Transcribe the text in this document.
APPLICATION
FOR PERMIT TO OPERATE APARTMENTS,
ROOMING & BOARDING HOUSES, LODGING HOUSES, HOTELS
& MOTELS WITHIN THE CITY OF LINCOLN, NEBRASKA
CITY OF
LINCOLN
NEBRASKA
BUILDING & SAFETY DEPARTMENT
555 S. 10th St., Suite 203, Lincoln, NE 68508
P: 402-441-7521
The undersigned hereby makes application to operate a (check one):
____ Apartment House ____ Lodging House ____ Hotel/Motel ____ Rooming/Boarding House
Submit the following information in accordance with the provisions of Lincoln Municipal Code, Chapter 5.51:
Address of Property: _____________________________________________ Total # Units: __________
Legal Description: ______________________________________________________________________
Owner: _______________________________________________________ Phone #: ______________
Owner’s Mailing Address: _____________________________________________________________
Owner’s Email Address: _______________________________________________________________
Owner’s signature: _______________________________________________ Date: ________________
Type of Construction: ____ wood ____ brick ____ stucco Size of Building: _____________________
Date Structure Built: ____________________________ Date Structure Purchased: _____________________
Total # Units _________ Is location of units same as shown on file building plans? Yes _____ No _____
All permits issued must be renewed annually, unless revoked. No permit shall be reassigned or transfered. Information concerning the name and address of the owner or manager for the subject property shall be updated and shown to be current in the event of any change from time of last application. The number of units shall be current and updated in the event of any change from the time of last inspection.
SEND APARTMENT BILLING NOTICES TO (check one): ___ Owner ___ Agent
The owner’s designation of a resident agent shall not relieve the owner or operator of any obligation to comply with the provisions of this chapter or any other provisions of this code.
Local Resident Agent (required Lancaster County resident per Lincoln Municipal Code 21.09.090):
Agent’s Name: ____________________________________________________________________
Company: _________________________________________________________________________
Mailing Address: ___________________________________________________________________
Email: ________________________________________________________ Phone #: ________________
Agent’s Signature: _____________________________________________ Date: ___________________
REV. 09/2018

## EXERCISE
Give back each line above precisely as it stands.

## SOLVED EXERCISE
Transcribe the text in this document.
APPLICATION
FOR PERMIT TO OPERATE APARTMENTS,
ROOMING & BOARDING HOUSES, LODGING HOUSES, HOTELS
& MOTELS WITHIN THE CITY OF LINCOLN, NEBRASKA
CITY OF
LINCOLN
NEBRASKA
BUILDING & SAFETY DEPARTMENT
555 S. 10th St., Suite 203, Lincoln, NE 68508
P: 402-441-7521
The undersigned hereby makes application to operate a (check one):
____ Apartment House ____ Lodging House ____ Hotel/Motel ____ Rooming/Boarding House
Submit the following information in accordance with the provisions of Lincoln Municipal Code, Chapter 5.51:
Address of Property: _____________________________________________ Total # Units: __________
Legal Description: ______________________________________________________________________
Owner: _______________________________________________________ Phone #: ______________
Owner’s Mailing Address: _____________________________________________________________
Owner’s Email Address: _______________________________________________________________
Owner’s signature: _______________________________________________ Date: ________________
Type of Construction: ____ wood ____ brick ____ stucco Size of Building: _____________________
Date Structure Built: ____________________________ Date Structure Purchased: _____________________
Total # Units _________ Is location of units same as shown on file building plans? Yes _____ No _____
All permits issued must be renewed annually, unless revoked. No permit shall be reassigned or transfered. Information concerning the name and address of the owner or manager for the subject property shall be updated and shown to be current in the event of any change from time of last application. The number of units shall be current and updated in the event of any change from the time of last inspection.
SEND APARTMENT BILLING NOTICES TO (check one): ___ Owner ___ Agent
The owner’s designation of a resident agent shall not relieve the owner or operator of any obligation to comply with the provisions of this chapter or any other provisions of this code.
Local Resident Agent (required Lancaster County resident per Lincoln Municipal Code 21.09.090):
Agent’s Name: ____________________________________________________________________
Company: _________________________________________________________________________
Mailing Address: ___________________________________________________________________
Email: ________________________________________________________ Phone #: ________________
Agent’s Signature: _____________________________________________ Date: ___________________
REV. 09/2018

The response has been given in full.